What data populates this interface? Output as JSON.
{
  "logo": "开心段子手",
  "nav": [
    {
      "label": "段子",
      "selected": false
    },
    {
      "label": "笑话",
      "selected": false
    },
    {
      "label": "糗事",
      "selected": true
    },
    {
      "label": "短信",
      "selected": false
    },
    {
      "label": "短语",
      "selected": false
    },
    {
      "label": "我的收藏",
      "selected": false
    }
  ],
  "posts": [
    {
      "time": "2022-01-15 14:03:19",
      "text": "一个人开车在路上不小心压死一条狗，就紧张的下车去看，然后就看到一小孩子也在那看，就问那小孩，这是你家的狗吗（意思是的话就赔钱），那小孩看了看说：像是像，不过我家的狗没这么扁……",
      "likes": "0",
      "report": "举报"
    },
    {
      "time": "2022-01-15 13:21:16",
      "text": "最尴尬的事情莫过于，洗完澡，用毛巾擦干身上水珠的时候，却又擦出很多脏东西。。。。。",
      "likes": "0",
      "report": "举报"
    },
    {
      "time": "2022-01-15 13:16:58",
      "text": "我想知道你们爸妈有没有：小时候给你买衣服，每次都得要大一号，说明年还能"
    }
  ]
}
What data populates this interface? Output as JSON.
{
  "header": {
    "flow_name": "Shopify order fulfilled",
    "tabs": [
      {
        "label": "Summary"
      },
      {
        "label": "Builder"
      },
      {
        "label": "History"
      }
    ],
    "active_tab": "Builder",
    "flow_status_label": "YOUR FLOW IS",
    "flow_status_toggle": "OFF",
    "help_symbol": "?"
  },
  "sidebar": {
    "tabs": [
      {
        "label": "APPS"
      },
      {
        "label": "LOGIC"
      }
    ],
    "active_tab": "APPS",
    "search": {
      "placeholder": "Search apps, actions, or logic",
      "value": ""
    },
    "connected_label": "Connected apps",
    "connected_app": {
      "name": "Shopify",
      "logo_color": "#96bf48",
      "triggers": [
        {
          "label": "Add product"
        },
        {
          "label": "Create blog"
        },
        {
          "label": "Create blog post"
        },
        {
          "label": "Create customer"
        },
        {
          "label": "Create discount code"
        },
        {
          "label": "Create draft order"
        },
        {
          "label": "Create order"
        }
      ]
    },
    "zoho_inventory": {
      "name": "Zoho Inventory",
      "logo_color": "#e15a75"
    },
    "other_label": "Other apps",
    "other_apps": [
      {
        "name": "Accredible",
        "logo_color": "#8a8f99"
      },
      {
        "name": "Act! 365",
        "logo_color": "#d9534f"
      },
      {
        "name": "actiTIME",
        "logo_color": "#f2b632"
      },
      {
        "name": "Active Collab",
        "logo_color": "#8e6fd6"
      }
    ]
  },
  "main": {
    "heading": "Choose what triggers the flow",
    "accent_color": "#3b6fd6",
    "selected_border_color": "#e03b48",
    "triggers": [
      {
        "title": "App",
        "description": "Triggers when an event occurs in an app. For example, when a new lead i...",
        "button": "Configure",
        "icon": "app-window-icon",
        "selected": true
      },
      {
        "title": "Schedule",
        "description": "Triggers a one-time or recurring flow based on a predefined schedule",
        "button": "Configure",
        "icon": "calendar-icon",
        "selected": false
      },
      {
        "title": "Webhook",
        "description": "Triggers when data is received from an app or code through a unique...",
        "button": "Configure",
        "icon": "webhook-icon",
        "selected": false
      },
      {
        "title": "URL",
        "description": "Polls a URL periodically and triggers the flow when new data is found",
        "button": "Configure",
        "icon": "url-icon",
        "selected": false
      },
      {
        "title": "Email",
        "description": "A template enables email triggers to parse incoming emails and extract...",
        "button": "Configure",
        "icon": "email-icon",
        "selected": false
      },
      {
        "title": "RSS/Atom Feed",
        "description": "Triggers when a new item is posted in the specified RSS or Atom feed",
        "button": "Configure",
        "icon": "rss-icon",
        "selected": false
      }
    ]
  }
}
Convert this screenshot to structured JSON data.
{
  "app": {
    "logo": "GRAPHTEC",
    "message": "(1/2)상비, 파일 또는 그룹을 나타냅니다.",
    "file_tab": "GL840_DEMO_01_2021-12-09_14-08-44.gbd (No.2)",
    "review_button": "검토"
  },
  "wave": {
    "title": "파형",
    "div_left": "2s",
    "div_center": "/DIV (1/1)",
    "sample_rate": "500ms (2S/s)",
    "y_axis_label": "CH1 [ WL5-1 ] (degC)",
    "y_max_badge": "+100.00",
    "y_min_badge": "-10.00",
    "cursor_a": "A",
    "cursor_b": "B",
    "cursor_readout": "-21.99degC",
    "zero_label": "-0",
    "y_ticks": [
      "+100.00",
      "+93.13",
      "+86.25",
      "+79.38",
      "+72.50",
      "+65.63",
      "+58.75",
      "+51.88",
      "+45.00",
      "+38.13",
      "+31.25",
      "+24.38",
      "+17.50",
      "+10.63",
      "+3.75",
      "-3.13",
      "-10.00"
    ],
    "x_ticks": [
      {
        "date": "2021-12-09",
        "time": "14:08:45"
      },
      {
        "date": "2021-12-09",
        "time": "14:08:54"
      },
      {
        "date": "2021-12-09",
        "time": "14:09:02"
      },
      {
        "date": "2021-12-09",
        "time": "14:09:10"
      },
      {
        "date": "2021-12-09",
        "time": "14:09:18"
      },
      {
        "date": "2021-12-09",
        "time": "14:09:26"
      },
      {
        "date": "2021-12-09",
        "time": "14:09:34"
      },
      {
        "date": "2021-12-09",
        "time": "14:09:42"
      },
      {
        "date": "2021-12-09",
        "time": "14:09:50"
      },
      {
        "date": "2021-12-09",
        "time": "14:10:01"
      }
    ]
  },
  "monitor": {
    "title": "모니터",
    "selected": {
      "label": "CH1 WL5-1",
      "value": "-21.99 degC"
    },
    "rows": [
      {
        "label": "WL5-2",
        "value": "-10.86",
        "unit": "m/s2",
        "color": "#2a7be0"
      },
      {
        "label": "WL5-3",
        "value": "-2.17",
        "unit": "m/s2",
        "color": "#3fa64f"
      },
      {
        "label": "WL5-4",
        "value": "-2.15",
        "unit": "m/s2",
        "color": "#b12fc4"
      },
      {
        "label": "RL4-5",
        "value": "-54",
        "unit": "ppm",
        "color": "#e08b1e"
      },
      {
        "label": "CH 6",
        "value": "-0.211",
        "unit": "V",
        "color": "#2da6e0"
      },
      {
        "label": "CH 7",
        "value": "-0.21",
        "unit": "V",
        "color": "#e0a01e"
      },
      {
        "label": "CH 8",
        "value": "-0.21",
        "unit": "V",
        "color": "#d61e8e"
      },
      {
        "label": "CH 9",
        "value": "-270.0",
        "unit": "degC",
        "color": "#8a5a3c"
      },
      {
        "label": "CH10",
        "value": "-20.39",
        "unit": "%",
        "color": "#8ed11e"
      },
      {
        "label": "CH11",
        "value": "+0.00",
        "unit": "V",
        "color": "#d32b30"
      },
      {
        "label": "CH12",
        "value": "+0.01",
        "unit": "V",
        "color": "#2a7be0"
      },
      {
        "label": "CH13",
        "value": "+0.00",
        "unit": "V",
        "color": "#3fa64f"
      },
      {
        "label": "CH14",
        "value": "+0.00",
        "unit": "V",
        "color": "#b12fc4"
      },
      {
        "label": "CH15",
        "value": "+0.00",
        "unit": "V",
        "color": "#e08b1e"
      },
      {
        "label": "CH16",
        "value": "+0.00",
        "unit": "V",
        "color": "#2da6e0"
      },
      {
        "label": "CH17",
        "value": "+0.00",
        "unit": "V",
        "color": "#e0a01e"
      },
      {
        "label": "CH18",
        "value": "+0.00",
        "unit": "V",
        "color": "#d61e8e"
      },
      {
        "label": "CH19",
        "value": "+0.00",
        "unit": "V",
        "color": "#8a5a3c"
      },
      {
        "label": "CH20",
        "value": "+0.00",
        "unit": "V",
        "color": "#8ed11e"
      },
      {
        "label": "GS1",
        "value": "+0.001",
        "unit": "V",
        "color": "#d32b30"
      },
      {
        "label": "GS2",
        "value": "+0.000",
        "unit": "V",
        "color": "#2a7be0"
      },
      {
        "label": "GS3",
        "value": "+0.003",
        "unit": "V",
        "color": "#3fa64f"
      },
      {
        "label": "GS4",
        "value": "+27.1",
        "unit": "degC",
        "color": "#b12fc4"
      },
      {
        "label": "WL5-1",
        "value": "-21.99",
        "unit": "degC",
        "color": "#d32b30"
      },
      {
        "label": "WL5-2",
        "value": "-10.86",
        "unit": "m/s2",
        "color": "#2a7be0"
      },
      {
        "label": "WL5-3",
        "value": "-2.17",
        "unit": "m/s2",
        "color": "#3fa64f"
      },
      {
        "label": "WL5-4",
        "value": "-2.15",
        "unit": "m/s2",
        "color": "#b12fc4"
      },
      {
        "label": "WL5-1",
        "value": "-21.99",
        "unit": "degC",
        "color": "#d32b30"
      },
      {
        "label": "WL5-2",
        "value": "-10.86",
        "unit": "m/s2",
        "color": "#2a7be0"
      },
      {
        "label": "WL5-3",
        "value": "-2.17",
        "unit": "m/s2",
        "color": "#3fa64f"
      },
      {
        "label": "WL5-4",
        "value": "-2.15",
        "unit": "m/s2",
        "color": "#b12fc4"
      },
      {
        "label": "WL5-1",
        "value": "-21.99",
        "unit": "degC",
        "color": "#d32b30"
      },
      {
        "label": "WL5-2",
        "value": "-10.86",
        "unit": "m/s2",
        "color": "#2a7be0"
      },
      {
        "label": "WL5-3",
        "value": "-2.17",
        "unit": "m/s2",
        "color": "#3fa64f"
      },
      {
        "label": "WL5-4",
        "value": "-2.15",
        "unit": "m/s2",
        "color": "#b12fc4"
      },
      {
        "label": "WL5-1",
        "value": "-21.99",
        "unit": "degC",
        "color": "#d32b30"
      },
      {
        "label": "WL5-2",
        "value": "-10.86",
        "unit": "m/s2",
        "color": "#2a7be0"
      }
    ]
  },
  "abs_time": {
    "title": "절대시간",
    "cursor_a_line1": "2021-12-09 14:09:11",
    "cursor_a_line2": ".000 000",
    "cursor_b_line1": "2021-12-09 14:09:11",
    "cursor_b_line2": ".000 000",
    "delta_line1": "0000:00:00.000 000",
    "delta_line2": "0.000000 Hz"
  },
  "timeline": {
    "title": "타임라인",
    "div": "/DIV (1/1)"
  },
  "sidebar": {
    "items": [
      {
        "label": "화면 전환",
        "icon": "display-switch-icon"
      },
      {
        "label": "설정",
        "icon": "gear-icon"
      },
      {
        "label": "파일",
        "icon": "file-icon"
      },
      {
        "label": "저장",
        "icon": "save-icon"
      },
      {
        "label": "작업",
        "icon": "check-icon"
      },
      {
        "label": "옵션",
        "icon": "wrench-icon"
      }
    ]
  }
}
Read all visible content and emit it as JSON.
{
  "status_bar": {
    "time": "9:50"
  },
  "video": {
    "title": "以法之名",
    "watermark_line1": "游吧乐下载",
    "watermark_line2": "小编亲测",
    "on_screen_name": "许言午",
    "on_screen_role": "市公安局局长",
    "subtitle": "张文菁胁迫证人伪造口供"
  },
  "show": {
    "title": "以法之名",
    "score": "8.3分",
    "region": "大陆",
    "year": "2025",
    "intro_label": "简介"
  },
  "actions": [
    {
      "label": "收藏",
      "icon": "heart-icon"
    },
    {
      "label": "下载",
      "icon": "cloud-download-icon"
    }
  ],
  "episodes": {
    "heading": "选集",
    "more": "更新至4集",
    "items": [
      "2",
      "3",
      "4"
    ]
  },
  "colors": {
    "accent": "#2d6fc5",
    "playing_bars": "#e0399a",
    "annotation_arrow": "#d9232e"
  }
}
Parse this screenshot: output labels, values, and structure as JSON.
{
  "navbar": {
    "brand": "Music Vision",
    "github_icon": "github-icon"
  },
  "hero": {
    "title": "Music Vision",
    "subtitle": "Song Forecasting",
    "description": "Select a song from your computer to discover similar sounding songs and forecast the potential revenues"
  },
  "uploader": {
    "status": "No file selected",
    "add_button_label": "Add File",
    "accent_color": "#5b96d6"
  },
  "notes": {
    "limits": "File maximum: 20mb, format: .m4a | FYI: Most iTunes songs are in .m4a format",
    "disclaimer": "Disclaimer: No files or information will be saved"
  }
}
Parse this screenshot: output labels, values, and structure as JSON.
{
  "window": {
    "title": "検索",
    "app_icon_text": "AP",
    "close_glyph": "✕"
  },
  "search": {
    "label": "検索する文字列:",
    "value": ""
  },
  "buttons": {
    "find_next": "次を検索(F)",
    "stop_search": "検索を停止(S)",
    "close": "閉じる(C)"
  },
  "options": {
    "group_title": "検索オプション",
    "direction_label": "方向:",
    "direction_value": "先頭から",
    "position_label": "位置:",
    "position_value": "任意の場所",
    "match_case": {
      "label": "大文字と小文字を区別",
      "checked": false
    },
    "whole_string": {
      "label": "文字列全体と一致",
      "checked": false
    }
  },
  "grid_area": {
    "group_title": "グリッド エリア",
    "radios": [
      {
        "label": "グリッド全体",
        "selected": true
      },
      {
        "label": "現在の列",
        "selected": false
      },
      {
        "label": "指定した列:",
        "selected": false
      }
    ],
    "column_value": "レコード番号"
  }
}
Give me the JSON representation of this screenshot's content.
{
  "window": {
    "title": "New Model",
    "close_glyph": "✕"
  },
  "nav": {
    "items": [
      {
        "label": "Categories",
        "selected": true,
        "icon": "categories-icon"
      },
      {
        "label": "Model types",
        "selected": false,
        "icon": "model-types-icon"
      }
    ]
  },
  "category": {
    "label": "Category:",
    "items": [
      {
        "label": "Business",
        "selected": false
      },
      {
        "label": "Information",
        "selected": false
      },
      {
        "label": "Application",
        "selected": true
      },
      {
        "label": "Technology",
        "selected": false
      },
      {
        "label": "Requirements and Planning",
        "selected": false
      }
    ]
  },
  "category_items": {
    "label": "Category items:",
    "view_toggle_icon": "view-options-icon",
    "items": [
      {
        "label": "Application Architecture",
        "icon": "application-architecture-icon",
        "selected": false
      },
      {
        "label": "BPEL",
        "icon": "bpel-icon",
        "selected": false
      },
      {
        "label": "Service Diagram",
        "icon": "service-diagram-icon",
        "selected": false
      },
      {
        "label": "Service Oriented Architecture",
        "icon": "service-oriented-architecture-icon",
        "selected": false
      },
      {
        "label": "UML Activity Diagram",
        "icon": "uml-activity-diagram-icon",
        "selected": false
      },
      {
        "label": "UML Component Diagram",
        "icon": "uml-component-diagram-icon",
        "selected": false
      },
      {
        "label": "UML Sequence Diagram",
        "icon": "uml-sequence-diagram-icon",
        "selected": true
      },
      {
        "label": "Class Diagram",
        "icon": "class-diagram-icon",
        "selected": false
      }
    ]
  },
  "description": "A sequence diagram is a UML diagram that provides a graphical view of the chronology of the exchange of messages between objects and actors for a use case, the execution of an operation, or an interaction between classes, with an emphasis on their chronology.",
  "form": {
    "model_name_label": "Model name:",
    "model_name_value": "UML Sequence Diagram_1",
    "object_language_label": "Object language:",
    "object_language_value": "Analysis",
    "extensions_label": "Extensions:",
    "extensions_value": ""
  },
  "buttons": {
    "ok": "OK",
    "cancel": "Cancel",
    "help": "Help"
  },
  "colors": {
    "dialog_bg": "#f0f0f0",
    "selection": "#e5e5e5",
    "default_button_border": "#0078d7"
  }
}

TASK
Return all lines with the word "content" in them.

RESULT FOR THIS EXERCISE
Read all visible content and emit it as JSON.
Give me the JSON representation of this screenshot's content.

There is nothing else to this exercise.